- EXERCISE AIM -
Extract all lines in the data that contain the word "annotators".

Dataset entries:
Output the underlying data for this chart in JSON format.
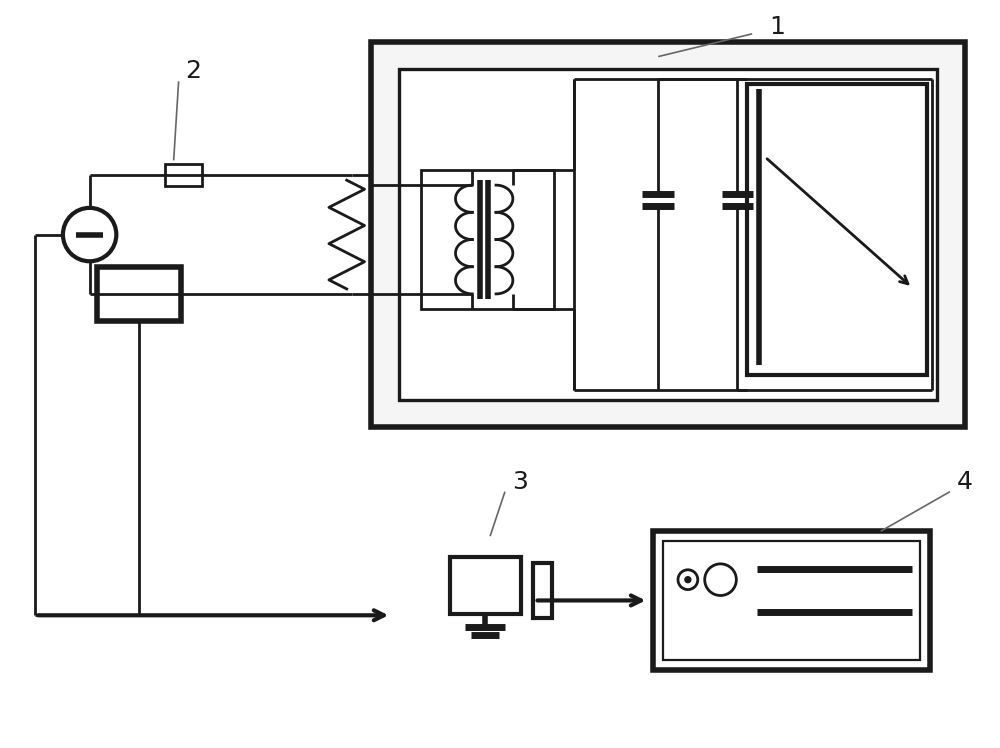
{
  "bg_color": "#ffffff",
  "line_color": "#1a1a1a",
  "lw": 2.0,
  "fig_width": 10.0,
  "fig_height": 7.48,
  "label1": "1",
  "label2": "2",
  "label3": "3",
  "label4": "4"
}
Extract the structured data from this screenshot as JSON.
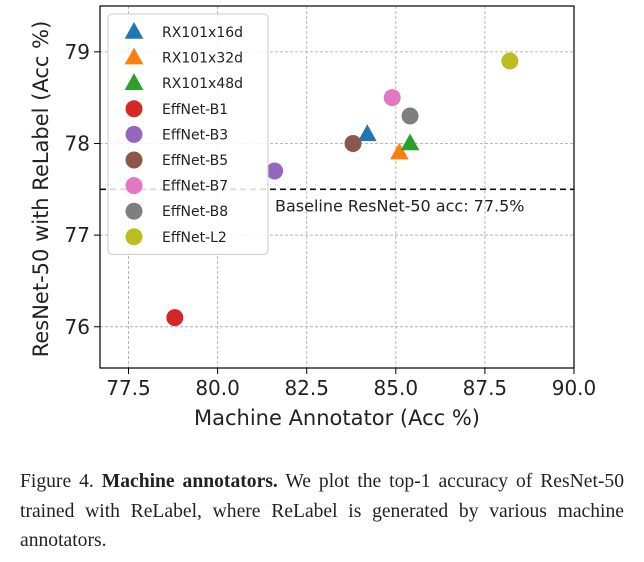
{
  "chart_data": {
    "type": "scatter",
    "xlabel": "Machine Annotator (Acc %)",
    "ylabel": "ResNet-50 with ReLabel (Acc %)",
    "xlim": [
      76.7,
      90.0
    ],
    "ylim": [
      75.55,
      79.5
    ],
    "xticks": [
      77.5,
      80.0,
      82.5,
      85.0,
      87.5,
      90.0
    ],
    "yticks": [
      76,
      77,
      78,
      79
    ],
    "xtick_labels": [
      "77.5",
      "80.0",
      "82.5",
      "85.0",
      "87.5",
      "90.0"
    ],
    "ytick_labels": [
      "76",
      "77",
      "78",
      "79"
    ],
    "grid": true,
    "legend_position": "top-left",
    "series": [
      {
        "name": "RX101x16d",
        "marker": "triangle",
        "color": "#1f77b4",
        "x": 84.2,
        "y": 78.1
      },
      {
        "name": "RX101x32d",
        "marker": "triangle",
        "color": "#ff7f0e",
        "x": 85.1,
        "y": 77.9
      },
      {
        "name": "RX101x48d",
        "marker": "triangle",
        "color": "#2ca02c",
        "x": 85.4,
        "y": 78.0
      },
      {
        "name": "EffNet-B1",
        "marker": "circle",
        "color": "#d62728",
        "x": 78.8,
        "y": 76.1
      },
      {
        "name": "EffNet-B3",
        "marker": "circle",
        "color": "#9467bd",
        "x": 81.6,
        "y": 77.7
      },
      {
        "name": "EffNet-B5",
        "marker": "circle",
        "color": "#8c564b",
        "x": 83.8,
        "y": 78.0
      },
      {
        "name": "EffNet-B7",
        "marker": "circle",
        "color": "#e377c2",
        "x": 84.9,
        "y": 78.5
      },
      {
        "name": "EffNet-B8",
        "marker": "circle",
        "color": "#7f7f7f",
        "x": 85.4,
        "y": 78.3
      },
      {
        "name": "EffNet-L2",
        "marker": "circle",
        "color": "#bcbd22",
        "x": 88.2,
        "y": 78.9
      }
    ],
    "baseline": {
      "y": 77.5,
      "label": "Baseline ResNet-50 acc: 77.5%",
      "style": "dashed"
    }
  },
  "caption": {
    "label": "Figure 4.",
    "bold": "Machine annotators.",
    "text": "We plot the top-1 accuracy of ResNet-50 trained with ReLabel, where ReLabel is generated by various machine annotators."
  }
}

- SOLUTION TO THIS TASK -
    "bold": "Machine annotators.",
    "text": "We plot the top-1 accuracy of ResNet-50 trained with ReLabel, where ReLabel is generated by various machine annotators."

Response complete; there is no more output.